**What is needed**
Locate and copy each line in the data that contains the word "content".

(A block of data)
:::

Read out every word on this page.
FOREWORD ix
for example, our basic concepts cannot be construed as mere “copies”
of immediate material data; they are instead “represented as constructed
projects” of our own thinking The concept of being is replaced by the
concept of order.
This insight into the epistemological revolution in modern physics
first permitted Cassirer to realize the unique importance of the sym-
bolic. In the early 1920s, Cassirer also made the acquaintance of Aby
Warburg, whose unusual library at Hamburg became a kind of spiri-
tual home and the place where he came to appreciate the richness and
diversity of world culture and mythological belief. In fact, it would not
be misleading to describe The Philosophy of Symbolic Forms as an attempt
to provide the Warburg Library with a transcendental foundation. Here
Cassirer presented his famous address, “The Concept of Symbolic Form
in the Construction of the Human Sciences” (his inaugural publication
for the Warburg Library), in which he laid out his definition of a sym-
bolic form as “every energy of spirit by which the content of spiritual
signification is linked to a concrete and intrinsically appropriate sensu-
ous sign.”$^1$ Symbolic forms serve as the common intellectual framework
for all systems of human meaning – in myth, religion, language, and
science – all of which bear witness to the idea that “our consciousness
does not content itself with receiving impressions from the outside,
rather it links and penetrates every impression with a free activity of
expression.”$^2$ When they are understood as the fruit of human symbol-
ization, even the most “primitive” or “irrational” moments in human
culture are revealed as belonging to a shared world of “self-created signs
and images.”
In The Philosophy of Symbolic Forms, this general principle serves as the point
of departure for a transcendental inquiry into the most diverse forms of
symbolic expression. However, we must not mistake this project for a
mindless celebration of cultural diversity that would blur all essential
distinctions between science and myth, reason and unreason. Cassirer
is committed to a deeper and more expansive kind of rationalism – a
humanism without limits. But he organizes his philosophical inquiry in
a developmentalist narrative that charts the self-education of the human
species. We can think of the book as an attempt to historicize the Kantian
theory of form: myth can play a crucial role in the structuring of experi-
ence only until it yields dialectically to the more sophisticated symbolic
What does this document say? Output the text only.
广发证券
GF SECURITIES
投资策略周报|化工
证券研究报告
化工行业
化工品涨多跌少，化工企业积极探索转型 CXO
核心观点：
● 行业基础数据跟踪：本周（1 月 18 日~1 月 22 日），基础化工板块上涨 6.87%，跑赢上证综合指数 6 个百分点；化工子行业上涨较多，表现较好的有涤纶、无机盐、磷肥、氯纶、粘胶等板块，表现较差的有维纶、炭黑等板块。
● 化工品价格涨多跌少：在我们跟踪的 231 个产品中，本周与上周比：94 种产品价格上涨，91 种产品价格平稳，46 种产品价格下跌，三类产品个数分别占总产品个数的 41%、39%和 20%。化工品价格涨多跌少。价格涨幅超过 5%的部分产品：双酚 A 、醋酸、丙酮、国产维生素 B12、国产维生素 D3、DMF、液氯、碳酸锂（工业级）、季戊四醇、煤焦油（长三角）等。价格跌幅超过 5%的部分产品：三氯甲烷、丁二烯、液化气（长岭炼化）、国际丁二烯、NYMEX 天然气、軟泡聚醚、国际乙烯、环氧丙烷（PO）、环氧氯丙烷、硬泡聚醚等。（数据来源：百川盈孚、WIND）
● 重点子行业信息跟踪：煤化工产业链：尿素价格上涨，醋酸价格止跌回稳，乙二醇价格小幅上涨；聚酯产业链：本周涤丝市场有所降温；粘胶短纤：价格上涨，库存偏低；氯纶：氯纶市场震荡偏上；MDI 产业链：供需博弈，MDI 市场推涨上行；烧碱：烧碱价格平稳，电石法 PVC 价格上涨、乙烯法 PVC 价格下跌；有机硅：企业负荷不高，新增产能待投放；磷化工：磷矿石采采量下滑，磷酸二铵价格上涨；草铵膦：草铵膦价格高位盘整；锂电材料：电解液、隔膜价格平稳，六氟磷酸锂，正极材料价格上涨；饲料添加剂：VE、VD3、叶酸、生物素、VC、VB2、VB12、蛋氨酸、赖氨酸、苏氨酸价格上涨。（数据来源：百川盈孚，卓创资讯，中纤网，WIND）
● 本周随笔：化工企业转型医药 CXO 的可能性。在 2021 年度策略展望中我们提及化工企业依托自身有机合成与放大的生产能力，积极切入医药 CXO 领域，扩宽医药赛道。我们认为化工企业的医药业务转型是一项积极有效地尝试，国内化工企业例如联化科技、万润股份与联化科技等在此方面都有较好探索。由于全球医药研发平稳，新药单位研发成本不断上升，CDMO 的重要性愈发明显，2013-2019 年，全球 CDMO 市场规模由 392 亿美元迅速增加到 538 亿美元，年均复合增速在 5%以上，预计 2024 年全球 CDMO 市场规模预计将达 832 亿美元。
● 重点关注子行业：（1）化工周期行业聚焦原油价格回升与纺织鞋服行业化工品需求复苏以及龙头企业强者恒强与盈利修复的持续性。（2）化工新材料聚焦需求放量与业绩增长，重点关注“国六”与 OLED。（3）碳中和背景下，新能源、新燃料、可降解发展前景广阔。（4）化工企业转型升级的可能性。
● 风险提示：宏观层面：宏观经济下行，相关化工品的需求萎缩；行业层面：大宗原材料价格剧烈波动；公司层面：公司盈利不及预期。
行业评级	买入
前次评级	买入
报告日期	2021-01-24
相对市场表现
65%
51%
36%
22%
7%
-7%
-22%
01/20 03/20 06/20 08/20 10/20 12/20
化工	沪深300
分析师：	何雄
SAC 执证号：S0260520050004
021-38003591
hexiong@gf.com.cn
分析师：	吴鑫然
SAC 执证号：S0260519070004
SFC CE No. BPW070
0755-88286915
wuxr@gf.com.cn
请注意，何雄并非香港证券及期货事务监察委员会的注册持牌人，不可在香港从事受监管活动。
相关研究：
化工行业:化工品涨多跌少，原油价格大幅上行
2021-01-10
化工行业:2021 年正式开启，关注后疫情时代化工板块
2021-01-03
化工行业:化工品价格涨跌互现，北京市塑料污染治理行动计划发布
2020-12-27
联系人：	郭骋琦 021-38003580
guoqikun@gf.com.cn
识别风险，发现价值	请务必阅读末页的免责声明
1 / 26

:::

**Exercise output**
bolic form as “every energy of spirit by which the content of spiritual
does not content itself with receiving impressions from the outside,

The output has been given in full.